> Data rows:
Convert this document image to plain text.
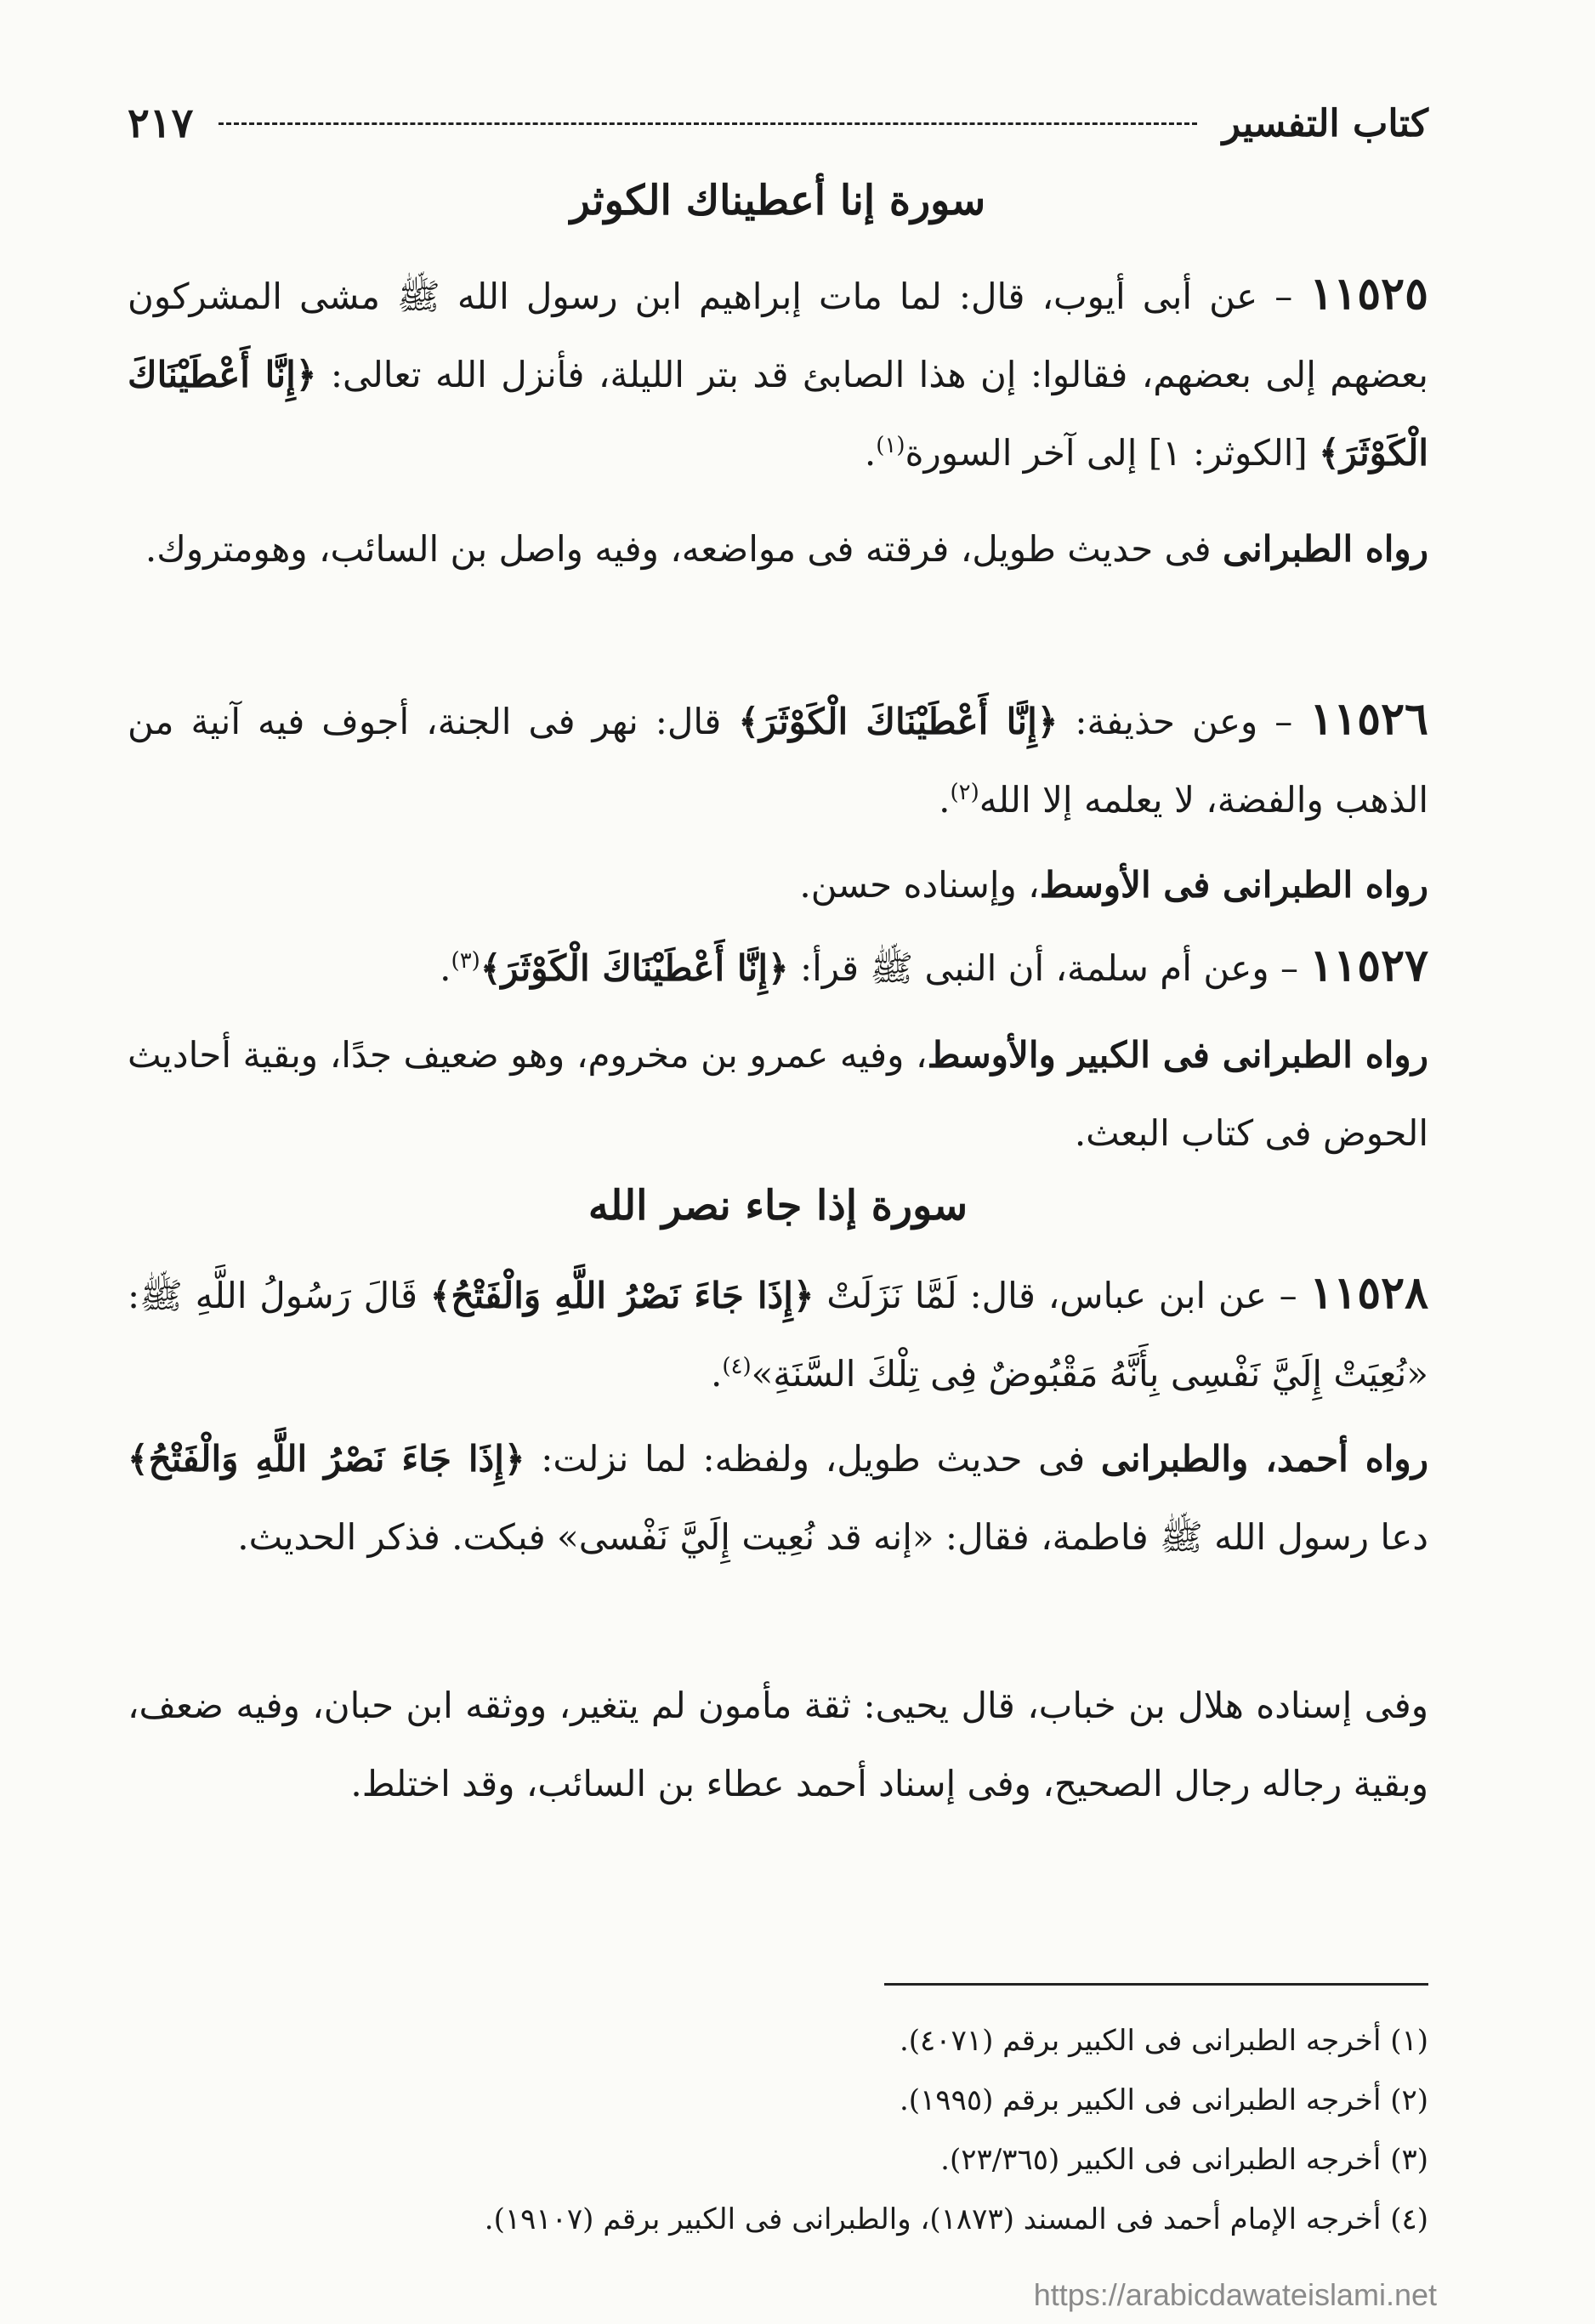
كتاب التفسير
٢١٧
سورة إنا أعطيناك الكوثر
١١٥٢٥ – عن أبى أيوب، قال: لما مات إبراهيم ابن رسول الله ﷺ مشى المشركون بعضهم إلى بعضهم، فقالوا: إن هذا الصابئ قد بتر الليلة، فأنزل الله تعالى: ﴿إِنَّا أَعْطَيْنَاكَ الْكَوْثَرَ﴾ [الكوثر: ١] إلى آخر السورة$^{(١)}$.
رواه الطبرانى فى حديث طويل، فرقته فى مواضعه، وفيه واصل بن السائب، وهومتروك.
١١٥٢٦ – وعن حذيفة: ﴿إِنَّا أَعْطَيْنَاكَ الْكَوْثَرَ﴾ قال: نهر فى الجنة، أجوف فيه آنية من الذهب والفضة، لا يعلمه إلا الله$^{(٢)}$.
رواه الطبرانى فى الأوسط، وإسناده حسن.
١١٥٢٧ – وعن أم سلمة، أن النبى ﷺ قرأ: ﴿إِنَّا أَعْطَيْنَاكَ الْكَوْثَرَ﴾$^{(٣)}$.
رواه الطبرانى فى الكبير والأوسط، وفيه عمرو بن مخروم، وهو ضعيف جدًا، وبقية أحاديث الحوض فى كتاب البعث.
سورة إذا جاء نصر الله
١١٥٢٨ – عن ابن عباس، قال: لَمَّا نَزَلَتْ ﴿إِذَا جَاءَ نَصْرُ اللَّهِ وَالْفَتْحُ﴾ قَالَ رَسُولُ اللَّهِ ﷺ: «نُعِيَتْ إِلَيَّ نَفْسِى بِأَنَّهُ مَقْبُوضٌ فِى تِلْكَ السَّنَةِ»$^{(٤)}$.
رواه أحمد، والطبرانى فى حديث طويل، ولفظه: لما نزلت: ﴿إِذَا جَاءَ نَصْرُ اللَّهِ وَالْفَتْحُ﴾ دعا رسول الله ﷺ فاطمة، فقال: «إنه قد نُعِيت إِلَيَّ نَفْسى» فبكت. فذكر الحديث.
وفى إسناده هلال بن خباب، قال يحيى: ثقة مأمون لم يتغير، ووثقه ابن حبان، وفيه ضعف، وبقية رجاله رجال الصحيح، وفى إسناد أحمد عطاء بن السائب، وقد اختلط.
(١) أخرجه الطبرانى فى الكبير برقم (٤٠٧١).
(٢) أخرجه الطبرانى فى الكبير برقم (١٩٩٥).
(٣) أخرجه الطبرانى فى الكبير (٢٣/٣٦٥).
(٤) أخرجه الإمام أحمد فى المسند (١٨٧٣)، والطبرانى فى الكبير برقم (١٩١٠٧).
https://arabicdawateislami.net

> What this task involves:
List each line in the listing that contains the string "طويل".

> Output of the task:
رواه الطبرانى فى حديث طويل، فرقته فى مواضعه، وفيه واصل بن السائب، وهومتروك.
رواه أحمد، والطبرانى فى حديث طويل، ولفظه: لما نزلت: ﴿إِذَا جَاءَ نَصْرُ اللَّهِ وَالْفَتْحُ﴾ دعا رسول الله ﷺ فاطمة، فقال: «إنه قد نُعِيت إِلَيَّ نَفْسى» فبكت. فذكر الحديث.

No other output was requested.